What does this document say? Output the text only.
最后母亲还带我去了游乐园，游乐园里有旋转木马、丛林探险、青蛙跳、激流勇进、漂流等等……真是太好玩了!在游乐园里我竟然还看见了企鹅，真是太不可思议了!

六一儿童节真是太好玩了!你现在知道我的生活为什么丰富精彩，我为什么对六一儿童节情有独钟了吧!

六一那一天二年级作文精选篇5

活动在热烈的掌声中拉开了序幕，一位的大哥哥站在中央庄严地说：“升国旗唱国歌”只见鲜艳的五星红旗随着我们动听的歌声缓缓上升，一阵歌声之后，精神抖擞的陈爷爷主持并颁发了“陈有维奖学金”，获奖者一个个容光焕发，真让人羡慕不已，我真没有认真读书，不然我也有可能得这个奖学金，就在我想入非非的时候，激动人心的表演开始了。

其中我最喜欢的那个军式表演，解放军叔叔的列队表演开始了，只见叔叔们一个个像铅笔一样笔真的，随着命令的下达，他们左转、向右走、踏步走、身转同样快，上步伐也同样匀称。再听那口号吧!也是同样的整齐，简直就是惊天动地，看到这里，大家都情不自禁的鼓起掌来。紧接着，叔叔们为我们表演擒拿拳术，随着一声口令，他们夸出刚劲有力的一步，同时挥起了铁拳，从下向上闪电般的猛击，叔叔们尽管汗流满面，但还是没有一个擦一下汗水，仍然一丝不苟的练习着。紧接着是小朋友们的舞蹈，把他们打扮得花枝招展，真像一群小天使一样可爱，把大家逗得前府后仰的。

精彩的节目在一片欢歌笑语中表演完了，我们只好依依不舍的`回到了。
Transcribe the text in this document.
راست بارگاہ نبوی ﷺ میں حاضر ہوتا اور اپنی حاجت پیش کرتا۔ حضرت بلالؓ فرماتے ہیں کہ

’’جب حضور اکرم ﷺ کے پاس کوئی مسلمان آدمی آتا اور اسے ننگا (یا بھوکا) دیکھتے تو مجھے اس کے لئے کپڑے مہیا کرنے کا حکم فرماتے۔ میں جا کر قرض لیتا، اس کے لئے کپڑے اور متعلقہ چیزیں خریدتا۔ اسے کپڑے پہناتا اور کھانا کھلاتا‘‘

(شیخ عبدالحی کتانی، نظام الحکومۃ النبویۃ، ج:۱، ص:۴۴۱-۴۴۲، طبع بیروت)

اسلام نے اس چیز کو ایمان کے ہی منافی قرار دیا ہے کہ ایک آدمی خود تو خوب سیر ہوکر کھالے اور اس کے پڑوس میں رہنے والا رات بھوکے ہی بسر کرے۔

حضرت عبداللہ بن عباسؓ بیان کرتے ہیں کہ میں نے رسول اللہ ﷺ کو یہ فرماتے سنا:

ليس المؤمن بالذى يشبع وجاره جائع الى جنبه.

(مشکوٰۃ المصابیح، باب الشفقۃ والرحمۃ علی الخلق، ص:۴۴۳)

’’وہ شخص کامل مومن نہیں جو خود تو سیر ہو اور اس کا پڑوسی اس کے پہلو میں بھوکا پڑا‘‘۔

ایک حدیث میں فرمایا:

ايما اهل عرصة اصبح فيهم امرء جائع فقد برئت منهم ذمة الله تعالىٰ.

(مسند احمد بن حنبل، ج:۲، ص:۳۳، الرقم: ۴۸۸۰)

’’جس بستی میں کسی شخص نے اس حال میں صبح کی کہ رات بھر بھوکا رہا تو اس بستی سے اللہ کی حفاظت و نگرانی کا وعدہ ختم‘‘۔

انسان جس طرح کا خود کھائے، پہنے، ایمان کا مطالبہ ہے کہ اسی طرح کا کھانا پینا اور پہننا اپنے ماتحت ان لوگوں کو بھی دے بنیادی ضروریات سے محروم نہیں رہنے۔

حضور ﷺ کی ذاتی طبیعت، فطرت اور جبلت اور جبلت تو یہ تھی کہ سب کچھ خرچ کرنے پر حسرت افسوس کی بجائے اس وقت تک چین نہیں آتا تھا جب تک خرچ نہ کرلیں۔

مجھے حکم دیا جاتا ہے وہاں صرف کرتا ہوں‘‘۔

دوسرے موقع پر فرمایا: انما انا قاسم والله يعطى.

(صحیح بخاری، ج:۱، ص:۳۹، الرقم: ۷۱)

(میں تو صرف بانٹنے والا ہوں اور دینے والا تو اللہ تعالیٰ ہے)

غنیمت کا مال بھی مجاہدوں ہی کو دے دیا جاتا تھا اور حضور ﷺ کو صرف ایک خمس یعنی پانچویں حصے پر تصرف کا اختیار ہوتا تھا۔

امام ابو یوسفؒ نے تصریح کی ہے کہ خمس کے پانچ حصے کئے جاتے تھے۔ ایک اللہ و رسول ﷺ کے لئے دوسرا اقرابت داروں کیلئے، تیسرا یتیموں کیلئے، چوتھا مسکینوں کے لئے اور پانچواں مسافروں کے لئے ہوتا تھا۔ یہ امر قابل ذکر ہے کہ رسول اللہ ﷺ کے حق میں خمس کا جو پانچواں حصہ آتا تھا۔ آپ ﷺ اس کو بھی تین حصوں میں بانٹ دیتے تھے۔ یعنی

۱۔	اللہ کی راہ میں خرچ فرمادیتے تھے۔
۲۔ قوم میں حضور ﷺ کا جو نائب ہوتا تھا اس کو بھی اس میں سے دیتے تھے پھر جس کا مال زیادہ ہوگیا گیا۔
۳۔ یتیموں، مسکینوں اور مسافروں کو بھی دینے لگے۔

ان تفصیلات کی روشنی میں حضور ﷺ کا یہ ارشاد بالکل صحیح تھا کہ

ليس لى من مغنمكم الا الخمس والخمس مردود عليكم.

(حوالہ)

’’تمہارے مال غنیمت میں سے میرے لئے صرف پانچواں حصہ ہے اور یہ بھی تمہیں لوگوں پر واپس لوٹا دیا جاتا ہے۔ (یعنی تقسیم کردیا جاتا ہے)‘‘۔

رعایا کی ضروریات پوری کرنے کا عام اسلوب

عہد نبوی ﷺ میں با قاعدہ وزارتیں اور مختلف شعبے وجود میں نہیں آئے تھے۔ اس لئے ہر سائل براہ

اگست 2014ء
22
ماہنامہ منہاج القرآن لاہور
-=-=-
Restate the whole of the material exactly.

### RESULT OF THE TASK
What does this document say? Output the text only.
最后母亲还带我去了游乐园，游乐园里有旋转木马、丛林探险、青蛙跳、激流勇进、漂流等等……真是太好玩了!在游乐园里我竟然还看见了企鹅，真是太不可思议了!

六一儿童节真是太好玩了!你现在知道我的生活为什么丰富精彩，我为什么对六一儿童节情有独钟了吧!

六一那一天二年级作文精选篇5

活动在热烈的掌声中拉开了序幕，一位的大哥哥站在中央庄严地说：“升国旗唱国歌”只见鲜艳的五星红旗随着我们动听的歌声缓缓上升，一阵歌声之后，精神抖擞的陈爷爷主持并颁发了“陈有维奖学金”，获奖者一个个容光焕发，真让人羡慕不已，我真没有认真读书，不然我也有可能得这个奖学金，就在我想入非非的时候，激动人心的表演开始了。

其中我最喜欢的那个军式表演，解放军叔叔的列队表演开始了，只见叔叔们一个个像铅笔一样笔真的，随着命令的下达，他们左转、向右走、踏步走、身转同样快，上步伐也同样匀称。再听那口号吧!也是同样的整齐，简直就是惊天动地，看到这里，大家都情不自禁的鼓起掌来。紧接着，叔叔们为我们表演擒拿拳术，随着一声口令，他们夸出刚劲有力的一步，同时挥起了铁拳，从下向上闪电般的猛击，叔叔们尽管汗流满面，但还是没有一个擦一下汗水，仍然一丝不苟的练习着。紧接着是小朋友们的舞蹈，把他们打扮得花枝招展，真像一群小天使一样可爱，把大家逗得前府后仰的。

精彩的节目在一片欢歌笑语中表演完了，我们只好依依不舍的`回到了。
Transcribe the text in this document.
راست بارگاہ نبوی ﷺ میں حاضر ہوتا اور اپنی حاجت پیش کرتا۔ حضرت بلالؓ فرماتے ہیں کہ

’’جب حضور اکرم ﷺ کے پاس کوئی مسلمان آدمی آتا اور اسے ننگا (یا بھوکا) دیکھتے تو مجھے اس کے لئے کپڑے مہیا کرنے کا حکم فرماتے۔ میں جا کر قرض لیتا، اس کے لئے کپڑے اور متعلقہ چیزیں خریدتا۔ اسے کپڑے پہناتا اور کھانا کھلاتا‘‘

(شیخ عبدالحی کتانی، نظام الحکومۃ النبویۃ، ج:۱، ص:۴۴۱-۴۴۲، طبع بیروت)

اسلام نے اس چیز کو ایمان کے ہی منافی قرار دیا ہے کہ ایک آدمی خود تو خوب سیر ہوکر کھالے اور اس کے پڑوس میں رہنے والا رات بھوکے ہی بسر کرے۔

حضرت عبداللہ بن عباسؓ بیان کرتے ہیں کہ میں نے رسول اللہ ﷺ کو یہ فرماتے سنا:

ليس المؤمن بالذى يشبع وجاره جائع الى جنبه.

(مشکوٰۃ المصابیح، باب الشفقۃ والرحمۃ علی الخلق، ص:۴۴۳)

’’وہ شخص کامل مومن نہیں جو خود تو سیر ہو اور اس کا پڑوسی اس کے پہلو میں بھوکا پڑا‘‘۔

ایک حدیث میں فرمایا:

ايما اهل عرصة اصبح فيهم امرء جائع فقد برئت منهم ذمة الله تعالىٰ.

(مسند احمد بن حنبل، ج:۲، ص:۳۳، الرقم: ۴۸۸۰)

’’جس بستی میں کسی شخص نے اس حال میں صبح کی کہ رات بھر بھوکا رہا تو اس بستی سے اللہ کی حفاظت و نگرانی کا وعدہ ختم‘‘۔

انسان جس طرح کا خود کھائے، پہنے، ایمان کا مطالبہ ہے کہ اسی طرح کا کھانا پینا اور پہننا اپنے ماتحت ان لوگوں کو بھی دے بنیادی ضروریات سے محروم نہیں رہنے۔

حضور ﷺ کی ذاتی طبیعت، فطرت اور جبلت اور جبلت تو یہ تھی کہ سب کچھ خرچ کرنے پر حسرت افسوس کی بجائے اس وقت تک چین نہیں آتا تھا جب تک خرچ نہ کرلیں۔

مجھے حکم دیا جاتا ہے وہاں صرف کرتا ہوں‘‘۔

دوسرے موقع پر فرمایا: انما انا قاسم والله يعطى.

(صحیح بخاری، ج:۱، ص:۳۹، الرقم: ۷۱)

(میں تو صرف بانٹنے والا ہوں اور دینے والا تو اللہ تعالیٰ ہے)

غنیمت کا مال بھی مجاہدوں ہی کو دے دیا جاتا تھا اور حضور ﷺ کو صرف ایک خمس یعنی پانچویں حصے پر تصرف کا اختیار ہوتا تھا۔

امام ابو یوسفؒ نے تصریح کی ہے کہ خمس کے پانچ حصے کئے جاتے تھے۔ ایک اللہ و رسول ﷺ کے لئے دوسرا اقرابت داروں کیلئے، تیسرا یتیموں کیلئے، چوتھا مسکینوں کے لئے اور پانچواں مسافروں کے لئے ہوتا تھا۔ یہ امر قابل ذکر ہے کہ رسول اللہ ﷺ کے حق میں خمس کا جو پانچواں حصہ آتا تھا۔ آپ ﷺ اس کو بھی تین حصوں میں بانٹ دیتے تھے۔ یعنی

۱۔	اللہ کی راہ میں خرچ فرمادیتے تھے۔
۲۔ قوم میں حضور ﷺ کا جو نائب ہوتا تھا اس کو بھی اس میں سے دیتے تھے پھر جس کا مال زیادہ ہوگیا گیا۔
۳۔ یتیموں، مسکینوں اور مسافروں کو بھی دینے لگے۔

ان تفصیلات کی روشنی میں حضور ﷺ کا یہ ارشاد بالکل صحیح تھا کہ

ليس لى من مغنمكم الا الخمس والخمس مردود عليكم.

(حوالہ)

’’تمہارے مال غنیمت میں سے میرے لئے صرف پانچواں حصہ ہے اور یہ بھی تمہیں لوگوں پر واپس لوٹا دیا جاتا ہے۔ (یعنی تقسیم کردیا جاتا ہے)‘‘۔

رعایا کی ضروریات پوری کرنے کا عام اسلوب

عہد نبوی ﷺ میں با قاعدہ وزارتیں اور مختلف شعبے وجود میں نہیں آئے تھے۔ اس لئے ہر سائل براہ

اگست 2014ء
22
ماہنامہ منہاج القرآن لاہور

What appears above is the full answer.